→ What you need to do
Transcribe the entries below exactly; leave every image out.

** START OF Records provided **

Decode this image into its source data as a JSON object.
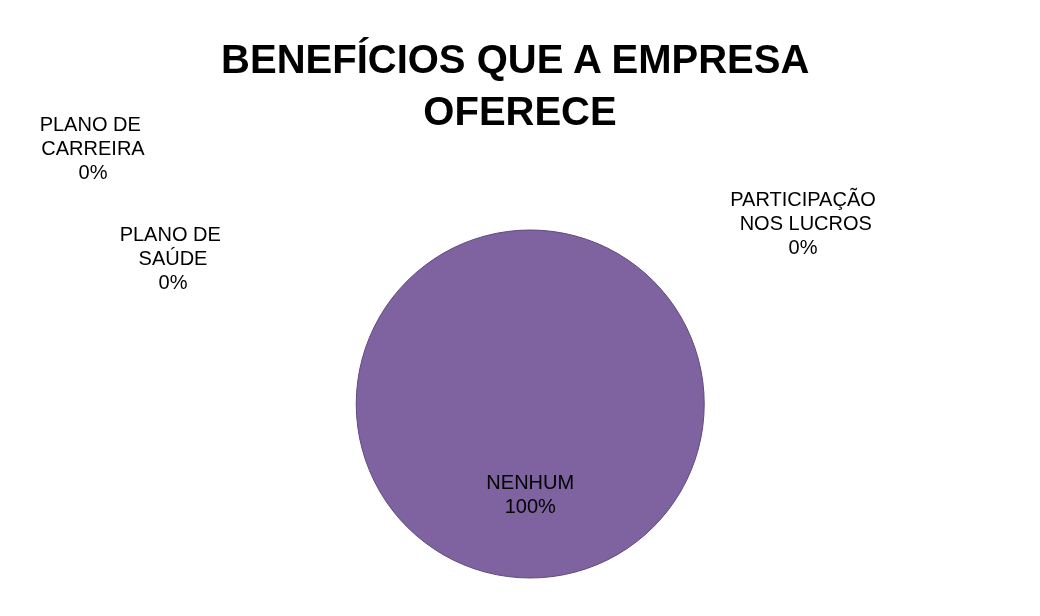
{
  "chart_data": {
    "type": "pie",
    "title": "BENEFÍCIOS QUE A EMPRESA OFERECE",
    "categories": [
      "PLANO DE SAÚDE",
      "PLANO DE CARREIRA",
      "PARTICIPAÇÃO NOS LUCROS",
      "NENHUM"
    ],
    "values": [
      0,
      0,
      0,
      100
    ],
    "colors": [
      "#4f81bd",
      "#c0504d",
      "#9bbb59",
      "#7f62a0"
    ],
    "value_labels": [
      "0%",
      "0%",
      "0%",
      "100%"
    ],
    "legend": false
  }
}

** END OF Records provided **

→ Solution below
Decode this image into its source data as a JSON object.
{
  "chart_data": {
    "type": "pie",
    "title": "BENEFÍCIOS QUE A EMPRESA OFERECE",
    "categories": [
      "PLANO DE SAÚDE",
      "PLANO DE CARREIRA",
      "PARTICIPAÇÃO NOS LUCROS",
      "NENHUM"
    ],
    "values": [
      0,
      0,
      0,
      100
    ],
    "colors": [
      "#4f81bd",
      "#c0504d",
      "#9bbb59",
      "#7f62a0"
    ],
    "value_labels": [
      "0%",
      "0%",
      "0%",
      "100%"
    ],
    "legend": false
  }
}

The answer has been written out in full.